-- start Data listing --
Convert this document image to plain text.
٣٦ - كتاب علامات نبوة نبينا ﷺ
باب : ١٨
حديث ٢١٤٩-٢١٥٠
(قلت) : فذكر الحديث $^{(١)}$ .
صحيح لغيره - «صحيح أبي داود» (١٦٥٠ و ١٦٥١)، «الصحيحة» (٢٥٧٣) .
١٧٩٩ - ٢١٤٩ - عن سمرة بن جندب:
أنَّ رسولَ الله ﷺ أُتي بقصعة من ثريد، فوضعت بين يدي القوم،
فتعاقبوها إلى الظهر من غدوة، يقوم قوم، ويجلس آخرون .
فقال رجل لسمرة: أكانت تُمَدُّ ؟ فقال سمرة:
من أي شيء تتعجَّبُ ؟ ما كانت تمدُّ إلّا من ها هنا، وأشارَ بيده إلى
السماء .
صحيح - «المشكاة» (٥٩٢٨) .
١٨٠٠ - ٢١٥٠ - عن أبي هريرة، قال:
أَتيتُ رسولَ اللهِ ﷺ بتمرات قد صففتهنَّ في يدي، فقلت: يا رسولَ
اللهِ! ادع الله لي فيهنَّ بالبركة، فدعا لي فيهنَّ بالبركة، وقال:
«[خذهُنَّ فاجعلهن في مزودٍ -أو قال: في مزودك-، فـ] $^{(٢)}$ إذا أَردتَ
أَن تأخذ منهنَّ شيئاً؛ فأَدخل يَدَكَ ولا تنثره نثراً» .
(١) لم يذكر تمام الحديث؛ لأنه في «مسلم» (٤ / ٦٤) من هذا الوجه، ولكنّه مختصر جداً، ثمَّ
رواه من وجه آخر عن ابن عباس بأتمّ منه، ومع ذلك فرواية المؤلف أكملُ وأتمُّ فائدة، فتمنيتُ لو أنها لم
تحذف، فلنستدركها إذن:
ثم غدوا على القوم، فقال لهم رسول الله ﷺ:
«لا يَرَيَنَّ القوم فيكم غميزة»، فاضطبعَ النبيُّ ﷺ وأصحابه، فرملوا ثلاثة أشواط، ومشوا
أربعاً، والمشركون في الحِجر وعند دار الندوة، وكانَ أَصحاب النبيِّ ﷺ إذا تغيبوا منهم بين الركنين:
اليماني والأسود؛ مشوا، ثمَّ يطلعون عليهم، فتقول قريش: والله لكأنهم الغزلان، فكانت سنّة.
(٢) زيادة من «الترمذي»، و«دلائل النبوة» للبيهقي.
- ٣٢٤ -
-- end Data listing --
Select all lines in the listing that include the word "رسول".

أنَّ رسولَ الله ﷺ أُتي بقصعة من ثريد، فوضعت بين يدي القوم،
أَتيتُ رسولَ اللهِ ﷺ بتمرات قد صففتهنَّ في يدي، فقلت: يا رسولَ
ثم غدوا على القوم، فقال لهم رسول الله ﷺ:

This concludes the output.